• Task
Copy every record below, exactly as written.

• Task material
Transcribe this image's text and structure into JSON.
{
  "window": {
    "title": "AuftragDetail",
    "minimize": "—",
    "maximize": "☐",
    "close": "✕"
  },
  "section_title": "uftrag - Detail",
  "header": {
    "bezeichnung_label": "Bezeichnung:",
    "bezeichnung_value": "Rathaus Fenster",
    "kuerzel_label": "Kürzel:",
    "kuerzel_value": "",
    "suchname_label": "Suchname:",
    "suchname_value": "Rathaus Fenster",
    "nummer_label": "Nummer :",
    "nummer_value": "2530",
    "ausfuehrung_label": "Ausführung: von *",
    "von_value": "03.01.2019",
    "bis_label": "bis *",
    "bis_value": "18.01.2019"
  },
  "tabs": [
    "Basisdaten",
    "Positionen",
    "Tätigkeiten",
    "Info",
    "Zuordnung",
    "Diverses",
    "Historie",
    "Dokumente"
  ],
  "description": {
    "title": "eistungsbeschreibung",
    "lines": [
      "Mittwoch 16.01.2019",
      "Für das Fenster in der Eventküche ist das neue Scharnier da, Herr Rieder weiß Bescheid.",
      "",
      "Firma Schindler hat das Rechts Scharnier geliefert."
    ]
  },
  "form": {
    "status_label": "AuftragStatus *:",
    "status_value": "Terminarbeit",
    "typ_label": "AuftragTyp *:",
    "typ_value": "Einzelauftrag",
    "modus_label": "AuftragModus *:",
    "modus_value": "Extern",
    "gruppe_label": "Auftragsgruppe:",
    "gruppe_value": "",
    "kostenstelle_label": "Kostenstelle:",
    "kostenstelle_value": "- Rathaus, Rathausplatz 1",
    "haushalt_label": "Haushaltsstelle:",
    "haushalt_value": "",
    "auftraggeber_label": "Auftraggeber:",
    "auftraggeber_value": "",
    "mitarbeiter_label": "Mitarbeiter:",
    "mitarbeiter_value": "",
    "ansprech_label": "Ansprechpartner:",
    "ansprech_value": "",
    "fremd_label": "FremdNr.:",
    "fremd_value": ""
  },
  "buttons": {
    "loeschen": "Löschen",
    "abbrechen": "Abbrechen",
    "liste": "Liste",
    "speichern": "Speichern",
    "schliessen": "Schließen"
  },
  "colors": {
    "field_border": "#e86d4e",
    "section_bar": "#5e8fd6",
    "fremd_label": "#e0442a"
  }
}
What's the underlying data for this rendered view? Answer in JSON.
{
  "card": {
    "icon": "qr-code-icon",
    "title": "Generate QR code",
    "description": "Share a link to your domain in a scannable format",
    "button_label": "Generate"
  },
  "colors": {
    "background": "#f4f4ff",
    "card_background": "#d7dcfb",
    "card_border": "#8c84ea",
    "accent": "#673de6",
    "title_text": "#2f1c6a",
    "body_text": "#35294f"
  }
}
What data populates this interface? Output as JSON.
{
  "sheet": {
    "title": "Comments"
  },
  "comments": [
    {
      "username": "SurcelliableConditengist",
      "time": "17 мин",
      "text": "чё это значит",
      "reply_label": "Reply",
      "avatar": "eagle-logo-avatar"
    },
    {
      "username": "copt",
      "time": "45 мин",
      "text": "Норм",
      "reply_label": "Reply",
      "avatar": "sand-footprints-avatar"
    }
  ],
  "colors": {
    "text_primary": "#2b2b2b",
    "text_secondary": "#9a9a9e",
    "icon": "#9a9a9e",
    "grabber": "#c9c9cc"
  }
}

• Complete response
Transcribe this image's text and structure into JSON.
{
  "window": {
    "title": "AuftragDetail",
    "minimize": "—",
    "maximize": "☐",
    "close": "✕"
  },
  "section_title": "uftrag - Detail",
  "header": {
    "bezeichnung_label": "Bezeichnung:",
    "bezeichnung_value": "Rathaus Fenster",
    "kuerzel_label": "Kürzel:",
    "kuerzel_value": "",
    "suchname_label": "Suchname:",
    "suchname_value": "Rathaus Fenster",
    "nummer_label": "Nummer :",
    "nummer_value": "2530",
    "ausfuehrung_label": "Ausführung: von *",
    "von_value": "03.01.2019",
    "bis_label": "bis *",
    "bis_value": "18.01.2019"
  },
  "tabs": [
    "Basisdaten",
    "Positionen",
    "Tätigkeiten",
    "Info",
    "Zuordnung",
    "Diverses",
    "Historie",
    "Dokumente"
  ],
  "description": {
    "title": "eistungsbeschreibung",
    "lines": [
      "Mittwoch 16.01.2019",
      "Für das Fenster in der Eventküche ist das neue Scharnier da, Herr Rieder weiß Bescheid.",
      "",
      "Firma Schindler hat das Rechts Scharnier geliefert."
    ]
  },
  "form": {
    "status_label": "AuftragStatus *:",
    "status_value": "Terminarbeit",
    "typ_label": "AuftragTyp *:",
    "typ_value": "Einzelauftrag",
    "modus_label": "AuftragModus *:",
    "modus_value": "Extern",
    "gruppe_label": "Auftragsgruppe:",
    "gruppe_value": "",
    "kostenstelle_label": "Kostenstelle:",
    "kostenstelle_value": "- Rathaus, Rathausplatz 1",
    "haushalt_label": "Haushaltsstelle:",
    "haushalt_value": "",
    "auftraggeber_label": "Auftraggeber:",
    "auftraggeber_value": "",
    "mitarbeiter_label": "Mitarbeiter:",
    "mitarbeiter_value": "",
    "ansprech_label": "Ansprechpartner:",
    "ansprech_value": "",
    "fremd_label": "FremdNr.:",
    "fremd_value": ""
  },
  "buttons": {
    "loeschen": "Löschen",
    "abbrechen": "Abbrechen",
    "liste": "Liste",
    "speichern": "Speichern",
    "schliessen": "Schließen"
  },
  "colors": {
    "field_border": "#e86d4e",
    "section_bar": "#5e8fd6",
    "fremd_label": "#e0442a"
  }
}
What's the underlying data for this rendered view? Answer in JSON.
{
  "card": {
    "icon": "qr-code-icon",
    "title": "Generate QR code",
    "description": "Share a link to your domain in a scannable format",
    "button_label": "Generate"
  },
  "colors": {
    "background": "#f4f4ff",
    "card_background": "#d7dcfb",
    "card_border": "#8c84ea",
    "accent": "#673de6",
    "title_text": "#2f1c6a",
    "body_text": "#35294f"
  }
}
What data populates this interface? Output as JSON.
{
  "sheet": {
    "title": "Comments"
  },
  "comments": [
    {
      "username": "SurcelliableConditengist",
      "time": "17 мин",
      "text": "чё это значит",
      "reply_label": "Reply",
      "avatar": "eagle-logo-avatar"
    },
    {
      "username": "copt",
      "time": "45 мин",
      "text": "Норм",
      "reply_label": "Reply",
      "avatar": "sand-footprints-avatar"
    }
  ],
  "colors": {
    "text_primary": "#2b2b2b",
    "text_secondary": "#9a9a9e",
    "icon": "#9a9a9e",
    "grabber": "#c9c9cc"
  }
}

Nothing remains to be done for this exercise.